• **REQUIRED TASK**
Copy every line with the string "Cíle" in it.

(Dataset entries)
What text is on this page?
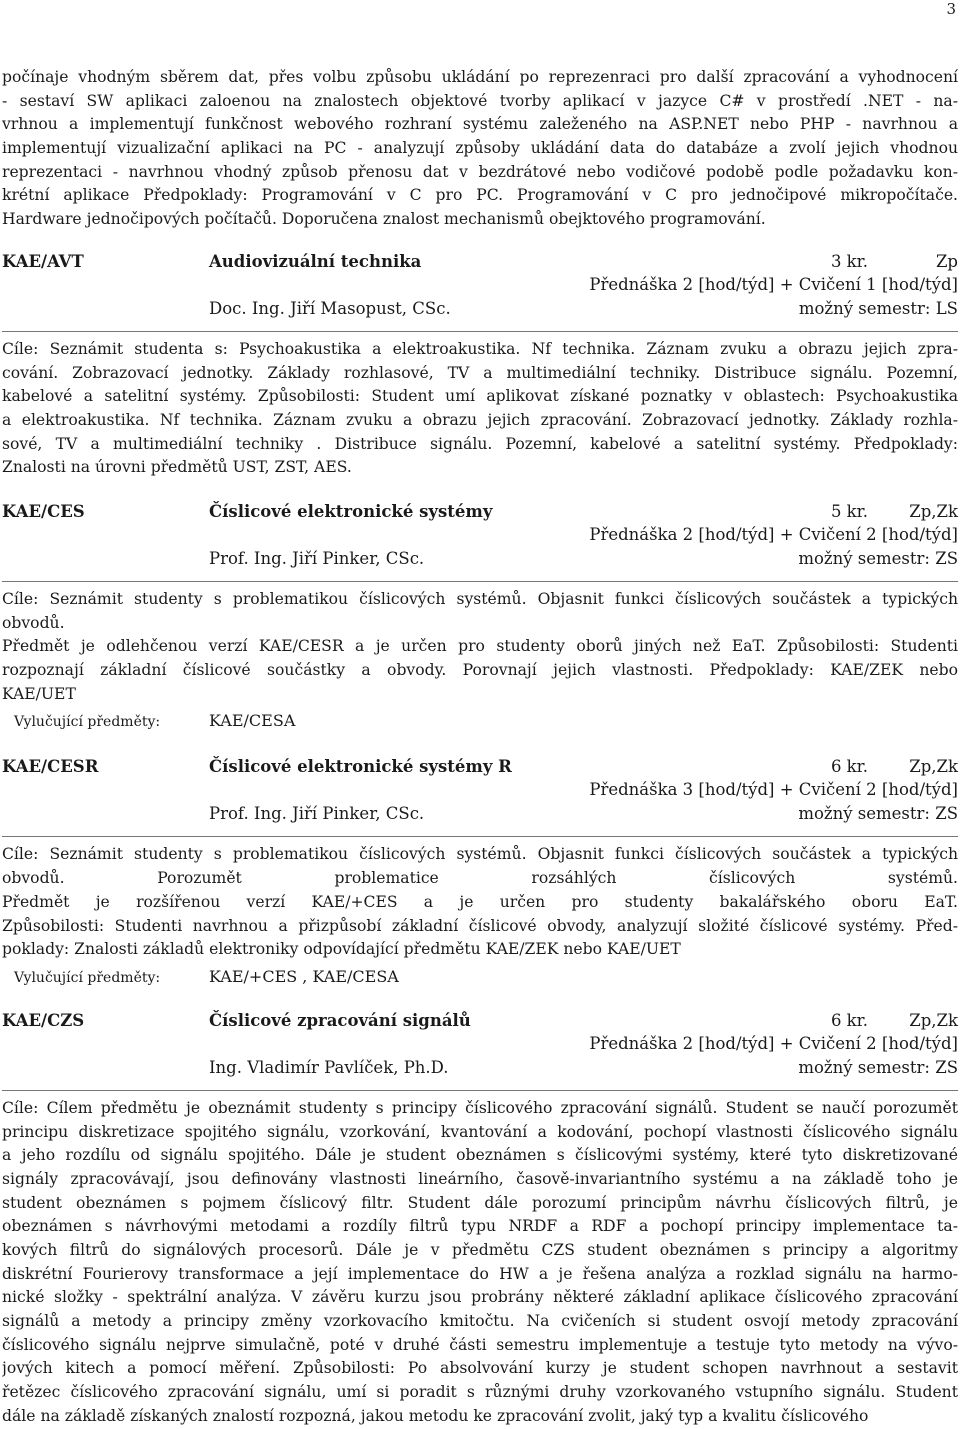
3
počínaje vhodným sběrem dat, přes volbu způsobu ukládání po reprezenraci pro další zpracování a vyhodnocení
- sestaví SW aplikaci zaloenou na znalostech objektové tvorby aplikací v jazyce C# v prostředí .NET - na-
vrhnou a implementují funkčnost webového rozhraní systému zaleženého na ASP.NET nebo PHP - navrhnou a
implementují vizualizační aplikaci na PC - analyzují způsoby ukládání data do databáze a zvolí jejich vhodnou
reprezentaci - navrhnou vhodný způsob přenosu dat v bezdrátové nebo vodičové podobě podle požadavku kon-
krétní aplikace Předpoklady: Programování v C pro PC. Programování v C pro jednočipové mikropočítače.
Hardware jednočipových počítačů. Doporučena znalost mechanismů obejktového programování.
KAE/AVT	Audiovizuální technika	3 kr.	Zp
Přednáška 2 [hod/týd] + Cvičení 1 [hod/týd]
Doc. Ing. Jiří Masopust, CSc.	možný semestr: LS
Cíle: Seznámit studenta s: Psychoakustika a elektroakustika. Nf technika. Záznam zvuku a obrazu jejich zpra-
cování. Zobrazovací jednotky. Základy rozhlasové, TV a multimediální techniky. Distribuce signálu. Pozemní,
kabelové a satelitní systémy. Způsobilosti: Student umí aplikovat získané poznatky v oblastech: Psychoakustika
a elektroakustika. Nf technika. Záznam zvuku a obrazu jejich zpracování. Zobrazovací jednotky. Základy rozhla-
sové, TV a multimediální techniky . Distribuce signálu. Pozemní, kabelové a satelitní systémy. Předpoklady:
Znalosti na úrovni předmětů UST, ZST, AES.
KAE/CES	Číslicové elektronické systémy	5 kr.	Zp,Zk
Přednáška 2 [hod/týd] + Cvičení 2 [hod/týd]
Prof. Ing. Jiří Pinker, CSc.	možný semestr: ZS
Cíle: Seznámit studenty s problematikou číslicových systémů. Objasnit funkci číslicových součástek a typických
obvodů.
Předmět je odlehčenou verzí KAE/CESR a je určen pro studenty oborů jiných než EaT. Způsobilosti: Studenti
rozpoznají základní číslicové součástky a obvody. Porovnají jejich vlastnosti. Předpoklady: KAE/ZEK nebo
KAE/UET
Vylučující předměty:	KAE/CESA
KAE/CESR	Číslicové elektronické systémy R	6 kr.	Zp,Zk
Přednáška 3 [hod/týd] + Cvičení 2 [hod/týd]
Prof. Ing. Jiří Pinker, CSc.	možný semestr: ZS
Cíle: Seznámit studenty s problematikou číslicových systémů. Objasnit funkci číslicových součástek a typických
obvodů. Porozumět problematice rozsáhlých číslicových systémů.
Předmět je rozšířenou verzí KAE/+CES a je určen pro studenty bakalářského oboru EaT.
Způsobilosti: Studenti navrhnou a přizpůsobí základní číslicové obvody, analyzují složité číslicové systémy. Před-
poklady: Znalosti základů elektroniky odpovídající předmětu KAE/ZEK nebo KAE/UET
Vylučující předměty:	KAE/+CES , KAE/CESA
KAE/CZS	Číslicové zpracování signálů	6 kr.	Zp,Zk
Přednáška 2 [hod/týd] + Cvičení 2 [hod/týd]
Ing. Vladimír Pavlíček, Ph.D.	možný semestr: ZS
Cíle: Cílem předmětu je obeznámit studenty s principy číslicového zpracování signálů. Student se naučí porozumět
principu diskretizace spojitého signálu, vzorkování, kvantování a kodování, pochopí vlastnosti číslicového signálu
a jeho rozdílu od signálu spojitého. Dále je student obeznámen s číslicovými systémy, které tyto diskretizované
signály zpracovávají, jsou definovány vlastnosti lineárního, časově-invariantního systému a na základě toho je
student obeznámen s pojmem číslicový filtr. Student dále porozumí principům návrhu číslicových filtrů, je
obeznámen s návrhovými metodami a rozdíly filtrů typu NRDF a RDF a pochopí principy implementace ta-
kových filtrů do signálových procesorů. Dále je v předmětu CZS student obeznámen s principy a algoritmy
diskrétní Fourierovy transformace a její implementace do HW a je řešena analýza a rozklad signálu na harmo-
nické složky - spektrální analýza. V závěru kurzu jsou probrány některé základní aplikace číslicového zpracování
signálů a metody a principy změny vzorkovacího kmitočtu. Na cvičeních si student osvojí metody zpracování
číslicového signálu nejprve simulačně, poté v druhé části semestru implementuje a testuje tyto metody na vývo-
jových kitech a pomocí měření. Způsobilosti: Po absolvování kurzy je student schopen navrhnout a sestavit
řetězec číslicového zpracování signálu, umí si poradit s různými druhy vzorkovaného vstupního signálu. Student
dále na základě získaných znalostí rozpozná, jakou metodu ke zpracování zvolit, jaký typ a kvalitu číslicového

* * *

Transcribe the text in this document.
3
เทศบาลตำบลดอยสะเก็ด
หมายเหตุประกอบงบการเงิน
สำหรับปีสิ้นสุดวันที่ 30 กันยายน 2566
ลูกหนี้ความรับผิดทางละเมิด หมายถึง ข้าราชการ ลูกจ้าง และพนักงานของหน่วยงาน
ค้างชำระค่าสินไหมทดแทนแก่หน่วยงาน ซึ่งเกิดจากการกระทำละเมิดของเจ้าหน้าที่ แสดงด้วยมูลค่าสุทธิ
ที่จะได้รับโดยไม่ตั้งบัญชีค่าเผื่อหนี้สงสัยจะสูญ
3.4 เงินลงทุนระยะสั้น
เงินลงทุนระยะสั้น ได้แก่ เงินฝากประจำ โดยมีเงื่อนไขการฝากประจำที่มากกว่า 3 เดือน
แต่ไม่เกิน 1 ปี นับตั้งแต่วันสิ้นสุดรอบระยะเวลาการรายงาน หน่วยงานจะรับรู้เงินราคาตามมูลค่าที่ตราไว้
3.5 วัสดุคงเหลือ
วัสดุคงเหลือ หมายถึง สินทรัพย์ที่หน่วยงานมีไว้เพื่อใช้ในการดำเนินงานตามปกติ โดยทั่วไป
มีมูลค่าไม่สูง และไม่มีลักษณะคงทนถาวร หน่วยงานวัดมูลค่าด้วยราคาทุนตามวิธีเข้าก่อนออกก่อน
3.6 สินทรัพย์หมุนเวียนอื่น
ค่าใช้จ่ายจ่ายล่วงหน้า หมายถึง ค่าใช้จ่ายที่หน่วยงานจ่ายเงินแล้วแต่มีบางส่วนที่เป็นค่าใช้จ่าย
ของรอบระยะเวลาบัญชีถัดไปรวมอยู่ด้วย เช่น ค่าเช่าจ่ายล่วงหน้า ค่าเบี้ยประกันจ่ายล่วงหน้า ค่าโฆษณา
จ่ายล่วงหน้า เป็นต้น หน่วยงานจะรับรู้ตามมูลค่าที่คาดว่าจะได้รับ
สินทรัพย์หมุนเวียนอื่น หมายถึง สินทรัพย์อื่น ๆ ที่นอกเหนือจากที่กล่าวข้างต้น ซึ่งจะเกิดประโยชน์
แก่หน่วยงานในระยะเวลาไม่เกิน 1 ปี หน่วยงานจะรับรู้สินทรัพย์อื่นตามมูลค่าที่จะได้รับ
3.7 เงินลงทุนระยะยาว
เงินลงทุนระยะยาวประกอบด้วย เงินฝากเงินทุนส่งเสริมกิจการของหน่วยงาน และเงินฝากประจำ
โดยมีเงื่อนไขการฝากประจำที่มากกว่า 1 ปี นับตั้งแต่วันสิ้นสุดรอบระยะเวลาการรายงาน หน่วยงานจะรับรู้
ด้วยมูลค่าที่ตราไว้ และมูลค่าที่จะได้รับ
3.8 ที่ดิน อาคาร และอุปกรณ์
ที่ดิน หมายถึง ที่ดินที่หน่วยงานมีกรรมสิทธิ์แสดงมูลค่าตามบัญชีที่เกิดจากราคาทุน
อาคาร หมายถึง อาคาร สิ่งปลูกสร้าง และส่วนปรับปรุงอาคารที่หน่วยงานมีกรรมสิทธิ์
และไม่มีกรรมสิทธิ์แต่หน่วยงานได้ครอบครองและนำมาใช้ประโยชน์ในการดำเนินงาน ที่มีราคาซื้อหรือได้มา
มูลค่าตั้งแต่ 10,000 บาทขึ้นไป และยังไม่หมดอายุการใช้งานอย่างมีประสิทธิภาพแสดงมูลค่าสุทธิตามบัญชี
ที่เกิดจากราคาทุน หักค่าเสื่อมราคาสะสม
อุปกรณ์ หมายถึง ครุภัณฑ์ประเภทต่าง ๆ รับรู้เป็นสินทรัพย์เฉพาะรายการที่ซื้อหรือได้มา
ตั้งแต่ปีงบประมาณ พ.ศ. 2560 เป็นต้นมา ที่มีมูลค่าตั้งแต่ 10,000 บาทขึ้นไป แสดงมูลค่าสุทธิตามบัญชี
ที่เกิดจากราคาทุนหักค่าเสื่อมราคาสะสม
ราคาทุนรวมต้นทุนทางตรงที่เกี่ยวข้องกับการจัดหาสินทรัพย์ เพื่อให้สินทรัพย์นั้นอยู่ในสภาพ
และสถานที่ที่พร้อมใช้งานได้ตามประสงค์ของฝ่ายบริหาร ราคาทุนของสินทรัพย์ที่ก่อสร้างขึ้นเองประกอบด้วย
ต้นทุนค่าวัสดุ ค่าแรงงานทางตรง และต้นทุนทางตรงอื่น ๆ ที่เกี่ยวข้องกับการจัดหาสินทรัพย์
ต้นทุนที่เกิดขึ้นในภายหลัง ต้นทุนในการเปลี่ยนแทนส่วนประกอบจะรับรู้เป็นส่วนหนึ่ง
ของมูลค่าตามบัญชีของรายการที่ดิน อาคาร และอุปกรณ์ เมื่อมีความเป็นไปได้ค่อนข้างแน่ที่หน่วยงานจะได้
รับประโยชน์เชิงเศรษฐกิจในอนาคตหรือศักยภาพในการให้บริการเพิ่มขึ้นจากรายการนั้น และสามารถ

• **EXERCISE SOLUTION**
Cíle: Seznámit studenta s: Psychoakustika a elektroakustika. Nf technika. Záznam zvuku a obrazu jejich zpra-
Cíle: Seznámit studenty s problematikou číslicových systémů. Objasnit funkci číslicových součástek a typických
Cíle: Seznámit studenty s problematikou číslicových systémů. Objasnit funkci číslicových součástek a typických
Cíle: Cílem předmětu je obeznámit studenty s principy číslicového zpracování signálů. Student se naučí porozumět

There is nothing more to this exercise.